Task: Write out the records again, exactly, leaving none out.

==========

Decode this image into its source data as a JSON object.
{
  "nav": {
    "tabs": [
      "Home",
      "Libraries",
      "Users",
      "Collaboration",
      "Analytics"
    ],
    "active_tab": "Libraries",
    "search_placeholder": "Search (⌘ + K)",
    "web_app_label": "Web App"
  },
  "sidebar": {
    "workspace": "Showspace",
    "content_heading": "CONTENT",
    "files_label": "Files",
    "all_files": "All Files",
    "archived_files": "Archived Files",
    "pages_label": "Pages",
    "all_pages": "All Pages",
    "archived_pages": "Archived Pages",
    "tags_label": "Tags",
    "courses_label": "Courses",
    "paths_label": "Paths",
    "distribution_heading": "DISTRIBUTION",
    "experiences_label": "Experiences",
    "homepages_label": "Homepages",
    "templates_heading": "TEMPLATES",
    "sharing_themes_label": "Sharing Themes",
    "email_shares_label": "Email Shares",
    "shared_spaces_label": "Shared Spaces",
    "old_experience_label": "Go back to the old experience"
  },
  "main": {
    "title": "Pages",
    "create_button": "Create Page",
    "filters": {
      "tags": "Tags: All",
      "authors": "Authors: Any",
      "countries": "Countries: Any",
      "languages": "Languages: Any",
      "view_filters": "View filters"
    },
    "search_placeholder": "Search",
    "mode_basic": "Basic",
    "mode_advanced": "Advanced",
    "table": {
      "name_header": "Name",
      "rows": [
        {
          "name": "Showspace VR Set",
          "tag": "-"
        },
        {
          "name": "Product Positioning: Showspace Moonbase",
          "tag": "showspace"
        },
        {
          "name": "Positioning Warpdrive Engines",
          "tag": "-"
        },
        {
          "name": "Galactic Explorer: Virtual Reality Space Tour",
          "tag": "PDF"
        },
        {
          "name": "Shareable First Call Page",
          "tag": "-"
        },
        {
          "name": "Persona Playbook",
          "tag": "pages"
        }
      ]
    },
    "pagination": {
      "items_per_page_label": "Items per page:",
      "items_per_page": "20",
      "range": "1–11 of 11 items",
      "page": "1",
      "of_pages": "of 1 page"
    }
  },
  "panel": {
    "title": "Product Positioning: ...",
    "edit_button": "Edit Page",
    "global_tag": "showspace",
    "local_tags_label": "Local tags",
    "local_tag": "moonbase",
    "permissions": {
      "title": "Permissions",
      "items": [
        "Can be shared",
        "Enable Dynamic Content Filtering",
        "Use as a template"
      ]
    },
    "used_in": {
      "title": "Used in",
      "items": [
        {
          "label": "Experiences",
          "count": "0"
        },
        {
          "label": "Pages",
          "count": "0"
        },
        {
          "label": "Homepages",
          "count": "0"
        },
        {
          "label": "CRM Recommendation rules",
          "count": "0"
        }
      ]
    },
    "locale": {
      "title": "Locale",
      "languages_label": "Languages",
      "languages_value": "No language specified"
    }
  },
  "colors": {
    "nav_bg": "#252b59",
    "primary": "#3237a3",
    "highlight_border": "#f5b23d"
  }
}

==========

Task answer:
Decode this image into its source data as a JSON object.
{
  "nav": {
    "tabs": [
      "Home",
      "Libraries",
      "Users",
      "Collaboration",
      "Analytics"
    ],
    "active_tab": "Libraries",
    "search_placeholder": "Search (⌘ + K)",
    "web_app_label": "Web App"
  },
  "sidebar": {
    "workspace": "Showspace",
    "content_heading": "CONTENT",
    "files_label": "Files",
    "all_files": "All Files",
    "archived_files": "Archived Files",
    "pages_label": "Pages",
    "all_pages": "All Pages",
    "archived_pages": "Archived Pages",
    "tags_label": "Tags",
    "courses_label": "Courses",
    "paths_label": "Paths",
    "distribution_heading": "DISTRIBUTION",
    "experiences_label": "Experiences",
    "homepages_label": "Homepages",
    "templates_heading": "TEMPLATES",
    "sharing_themes_label": "Sharing Themes",
    "email_shares_label": "Email Shares",
    "shared_spaces_label": "Shared Spaces",
    "old_experience_label": "Go back to the old experience"
  },
  "main": {
    "title": "Pages",
    "create_button": "Create Page",
    "filters": {
      "tags": "Tags: All",
      "authors": "Authors: Any",
      "countries": "Countries: Any",
      "languages": "Languages: Any",
      "view_filters": "View filters"
    },
    "search_placeholder": "Search",
    "mode_basic": "Basic",
    "mode_advanced": "Advanced",
    "table": {
      "name_header": "Name",
      "rows": [
        {
          "name": "Showspace VR Set",
          "tag": "-"
        },
        {
          "name": "Product Positioning: Showspace Moonbase",
          "tag": "showspace"
        },
        {
          "name": "Positioning Warpdrive Engines",
          "tag": "-"
        },
        {
          "name": "Galactic Explorer: Virtual Reality Space Tour",
          "tag": "PDF"
        },
        {
          "name": "Shareable First Call Page",
          "tag": "-"
        },
        {
          "name": "Persona Playbook",
          "tag": "pages"
        }
      ]
    },
    "pagination": {
      "items_per_page_label": "Items per page:",
      "items_per_page": "20",
      "range": "1–11 of 11 items",
      "page": "1",
      "of_pages": "of 1 page"
    }
  },
  "panel": {
    "title": "Product Positioning: ...",
    "edit_button": "Edit Page",
    "global_tag": "showspace",
    "local_tags_label": "Local tags",
    "local_tag": "moonbase",
    "permissions": {
      "title": "Permissions",
      "items": [
        "Can be shared",
        "Enable Dynamic Content Filtering",
        "Use as a template"
      ]
    },
    "used_in": {
      "title": "Used in",
      "items": [
        {
          "label": "Experiences",
          "count": "0"
        },
        {
          "label": "Pages",
          "count": "0"
        },
        {
          "label": "Homepages",
          "count": "0"
        },
        {
          "label": "CRM Recommendation rules",
          "count": "0"
        }
      ]
    },
    "locale": {
      "title": "Locale",
      "languages_label": "Languages",
      "languages_value": "No language specified"
    }
  },
  "colors": {
    "nav_bg": "#252b59",
    "primary": "#3237a3",
    "highlight_border": "#f5b23d"
  }
}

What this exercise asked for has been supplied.